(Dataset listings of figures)
==*==
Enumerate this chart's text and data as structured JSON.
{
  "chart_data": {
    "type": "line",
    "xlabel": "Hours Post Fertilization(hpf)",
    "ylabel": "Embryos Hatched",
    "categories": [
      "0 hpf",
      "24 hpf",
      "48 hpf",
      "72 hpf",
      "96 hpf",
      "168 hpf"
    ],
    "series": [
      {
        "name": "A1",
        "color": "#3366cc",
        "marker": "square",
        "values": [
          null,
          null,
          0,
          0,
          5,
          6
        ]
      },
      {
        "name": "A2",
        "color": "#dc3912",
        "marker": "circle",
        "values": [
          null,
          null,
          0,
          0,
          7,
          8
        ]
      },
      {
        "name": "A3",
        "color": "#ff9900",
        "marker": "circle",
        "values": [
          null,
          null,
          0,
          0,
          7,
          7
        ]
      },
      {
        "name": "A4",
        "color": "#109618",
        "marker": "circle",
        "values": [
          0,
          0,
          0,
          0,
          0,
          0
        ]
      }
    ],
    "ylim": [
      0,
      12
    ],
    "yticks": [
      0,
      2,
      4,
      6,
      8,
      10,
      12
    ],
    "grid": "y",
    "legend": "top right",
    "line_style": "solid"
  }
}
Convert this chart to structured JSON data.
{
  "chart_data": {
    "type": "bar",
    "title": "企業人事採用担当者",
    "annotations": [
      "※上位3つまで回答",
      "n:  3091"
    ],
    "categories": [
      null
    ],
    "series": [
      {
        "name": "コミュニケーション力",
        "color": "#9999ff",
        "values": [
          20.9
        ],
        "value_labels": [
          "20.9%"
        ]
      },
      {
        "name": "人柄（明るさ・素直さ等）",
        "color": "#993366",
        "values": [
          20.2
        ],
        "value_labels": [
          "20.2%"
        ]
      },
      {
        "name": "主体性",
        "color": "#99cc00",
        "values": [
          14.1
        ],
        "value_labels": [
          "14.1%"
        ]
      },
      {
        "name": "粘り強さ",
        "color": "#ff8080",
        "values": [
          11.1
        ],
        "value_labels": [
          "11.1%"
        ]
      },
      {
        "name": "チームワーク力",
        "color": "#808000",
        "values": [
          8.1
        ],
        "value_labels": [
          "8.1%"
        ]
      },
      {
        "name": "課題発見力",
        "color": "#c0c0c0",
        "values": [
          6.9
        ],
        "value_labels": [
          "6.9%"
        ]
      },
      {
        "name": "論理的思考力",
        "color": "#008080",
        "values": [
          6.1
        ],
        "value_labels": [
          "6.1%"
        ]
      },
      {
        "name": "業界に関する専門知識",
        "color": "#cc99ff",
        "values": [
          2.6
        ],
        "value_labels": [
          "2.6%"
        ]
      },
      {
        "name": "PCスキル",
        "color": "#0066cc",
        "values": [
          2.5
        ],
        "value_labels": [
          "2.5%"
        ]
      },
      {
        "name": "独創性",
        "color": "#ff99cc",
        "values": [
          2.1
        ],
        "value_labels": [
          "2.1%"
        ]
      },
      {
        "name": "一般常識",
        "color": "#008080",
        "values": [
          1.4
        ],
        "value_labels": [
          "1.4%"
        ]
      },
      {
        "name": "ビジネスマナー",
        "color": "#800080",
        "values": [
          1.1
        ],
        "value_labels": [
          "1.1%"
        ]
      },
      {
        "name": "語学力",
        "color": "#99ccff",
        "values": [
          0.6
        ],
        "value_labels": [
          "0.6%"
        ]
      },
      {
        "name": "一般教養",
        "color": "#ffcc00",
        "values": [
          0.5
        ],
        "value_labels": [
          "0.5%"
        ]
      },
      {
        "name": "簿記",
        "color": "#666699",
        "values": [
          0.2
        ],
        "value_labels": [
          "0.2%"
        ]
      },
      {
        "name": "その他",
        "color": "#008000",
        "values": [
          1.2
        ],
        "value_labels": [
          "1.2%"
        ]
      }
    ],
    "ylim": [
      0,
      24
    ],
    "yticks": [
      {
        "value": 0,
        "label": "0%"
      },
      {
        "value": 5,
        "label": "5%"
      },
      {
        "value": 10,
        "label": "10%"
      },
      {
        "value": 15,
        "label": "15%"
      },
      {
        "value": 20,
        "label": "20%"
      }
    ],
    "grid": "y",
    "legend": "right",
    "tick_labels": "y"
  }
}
==*==
● Short task: Repeat all the entries word for word.

● In response:
Enumerate this chart's text and data as structured JSON.
{
  "chart_data": {
    "type": "line",
    "xlabel": "Hours Post Fertilization(hpf)",
    "ylabel": "Embryos Hatched",
    "categories": [
      "0 hpf",
      "24 hpf",
      "48 hpf",
      "72 hpf",
      "96 hpf",
      "168 hpf"
    ],
    "series": [
      {
        "name": "A1",
        "color": "#3366cc",
        "marker": "square",
        "values": [
          null,
          null,
          0,
          0,
          5,
          6
        ]
      },
      {
        "name": "A2",
        "color": "#dc3912",
        "marker": "circle",
        "values": [
          null,
          null,
          0,
          0,
          7,
          8
        ]
      },
      {
        "name": "A3",
        "color": "#ff9900",
        "marker": "circle",
        "values": [
          null,
          null,
          0,
          0,
          7,
          7
        ]
      },
      {
        "name": "A4",
        "color": "#109618",
        "marker": "circle",
        "values": [
          0,
          0,
          0,
          0,
          0,
          0
        ]
      }
    ],
    "ylim": [
      0,
      12
    ],
    "yticks": [
      0,
      2,
      4,
      6,
      8,
      10,
      12
    ],
    "grid": "y",
    "legend": "top right",
    "line_style": "solid"
  }
}
Convert this chart to structured JSON data.
{
  "chart_data": {
    "type": "bar",
    "title": "企業人事採用担当者",
    "annotations": [
      "※上位3つまで回答",
      "n:  3091"
    ],
    "categories": [
      null
    ],
    "series": [
      {
        "name": "コミュニケーション力",
        "color": "#9999ff",
        "values": [
          20.9
        ],
        "value_labels": [
          "20.9%"
        ]
      },
      {
        "name": "人柄（明るさ・素直さ等）",
        "color": "#993366",
        "values": [
          20.2
        ],
        "value_labels": [
          "20.2%"
        ]
      },
      {
        "name": "主体性",
        "color": "#99cc00",
        "values": [
          14.1
        ],
        "value_labels": [
          "14.1%"
        ]
      },
      {
        "name": "粘り強さ",
        "color": "#ff8080",
        "values": [
          11.1
        ],
        "value_labels": [
          "11.1%"
        ]
      },
      {
        "name": "チームワーク力",
        "color": "#808000",
        "values": [
          8.1
        ],
        "value_labels": [
          "8.1%"
        ]
      },
      {
        "name": "課題発見力",
        "color": "#c0c0c0",
        "values": [
          6.9
        ],
        "value_labels": [
          "6.9%"
        ]
      },
      {
        "name": "論理的思考力",
        "color": "#008080",
        "values": [
          6.1
        ],
        "value_labels": [
          "6.1%"
        ]
      },
      {
        "name": "業界に関する専門知識",
        "color": "#cc99ff",
        "values": [
          2.6
        ],
        "value_labels": [
          "2.6%"
        ]
      },
      {
        "name": "PCスキル",
        "color": "#0066cc",
        "values": [
          2.5
        ],
        "value_labels": [
          "2.5%"
        ]
      },
      {
        "name": "独創性",
        "color": "#ff99cc",
        "values": [
          2.1
        ],
        "value_labels": [
          "2.1%"
        ]
      },
      {
        "name": "一般常識",
        "color": "#008080",
        "values": [
          1.4
        ],
        "value_labels": [
          "1.4%"
        ]
      },
      {
        "name": "ビジネスマナー",
        "color": "#800080",
        "values": [
          1.1
        ],
        "value_labels": [
          "1.1%"
        ]
      },
      {
        "name": "語学力",
        "color": "#99ccff",
        "values": [
          0.6
        ],
        "value_labels": [
          "0.6%"
        ]
      },
      {
        "name": "一般教養",
        "color": "#ffcc00",
        "values": [
          0.5
        ],
        "value_labels": [
          "0.5%"
        ]
      },
      {
        "name": "簿記",
        "color": "#666699",
        "values": [
          0.2
        ],
        "value_labels": [
          "0.2%"
        ]
      },
      {
        "name": "その他",
        "color": "#008000",
        "values": [
          1.2
        ],
        "value_labels": [
          "1.2%"
        ]
      }
    ],
    "ylim": [
      0,
      24
    ],
    "yticks": [
      {
        "value": 0,
        "label": "0%"
      },
      {
        "value": 5,
        "label": "5%"
      },
      {
        "value": 10,
        "label": "10%"
      },
      {
        "value": 15,
        "label": "15%"
      },
      {
        "value": 20,
        "label": "20%"
      }
    ],
    "grid": "y",
    "legend": "right",
    "tick_labels": "y"
  }
}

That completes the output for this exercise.